Exercise directions = Reproduce the records below exactly as they appear.

[Source records]
▬▬▬▬▬▬▬▬▬▬
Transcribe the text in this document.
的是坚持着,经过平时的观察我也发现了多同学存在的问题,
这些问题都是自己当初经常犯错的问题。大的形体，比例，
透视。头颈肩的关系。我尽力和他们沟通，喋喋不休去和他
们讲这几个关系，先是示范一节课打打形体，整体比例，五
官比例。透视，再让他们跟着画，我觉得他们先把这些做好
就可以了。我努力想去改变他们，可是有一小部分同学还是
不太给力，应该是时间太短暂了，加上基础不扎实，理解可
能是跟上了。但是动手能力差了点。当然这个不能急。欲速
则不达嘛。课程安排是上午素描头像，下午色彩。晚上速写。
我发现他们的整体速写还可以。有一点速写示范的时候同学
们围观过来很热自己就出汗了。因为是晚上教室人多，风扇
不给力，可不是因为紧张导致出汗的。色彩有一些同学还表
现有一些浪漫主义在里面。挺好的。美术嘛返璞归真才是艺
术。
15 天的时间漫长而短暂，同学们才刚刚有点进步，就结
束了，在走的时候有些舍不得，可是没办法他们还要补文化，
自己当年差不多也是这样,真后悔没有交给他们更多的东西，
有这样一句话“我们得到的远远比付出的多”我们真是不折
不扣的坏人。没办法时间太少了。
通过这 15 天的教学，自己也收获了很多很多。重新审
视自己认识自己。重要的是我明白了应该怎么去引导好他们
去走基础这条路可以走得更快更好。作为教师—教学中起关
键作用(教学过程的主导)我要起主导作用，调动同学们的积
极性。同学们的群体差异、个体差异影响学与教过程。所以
▬▬▬▬▬▬▬▬▬▬
Solution to the problem =
Transcribe the text in this document.
的是坚持着,经过平时的观察我也发现了多同学存在的问题,
这些问题都是自己当初经常犯错的问题。大的形体，比例，
透视。头颈肩的关系。我尽力和他们沟通，喋喋不休去和他
们讲这几个关系，先是示范一节课打打形体，整体比例，五
官比例。透视，再让他们跟着画，我觉得他们先把这些做好
就可以了。我努力想去改变他们，可是有一小部分同学还是
不太给力，应该是时间太短暂了，加上基础不扎实，理解可
能是跟上了。但是动手能力差了点。当然这个不能急。欲速
则不达嘛。课程安排是上午素描头像，下午色彩。晚上速写。
我发现他们的整体速写还可以。有一点速写示范的时候同学
们围观过来很热自己就出汗了。因为是晚上教室人多，风扇
不给力，可不是因为紧张导致出汗的。色彩有一些同学还表
现有一些浪漫主义在里面。挺好的。美术嘛返璞归真才是艺
术。
15 天的时间漫长而短暂，同学们才刚刚有点进步，就结
束了，在走的时候有些舍不得，可是没办法他们还要补文化，
自己当年差不多也是这样,真后悔没有交给他们更多的东西，
有这样一句话“我们得到的远远比付出的多”我们真是不折
不扣的坏人。没办法时间太少了。
通过这 15 天的教学，自己也收获了很多很多。重新审
视自己认识自己。重要的是我明白了应该怎么去引导好他们
去走基础这条路可以走得更快更好。作为教师—教学中起关
键作用(教学过程的主导)我要起主导作用，调动同学们的积
极性。同学们的群体差异、个体差异影响学与教过程。所以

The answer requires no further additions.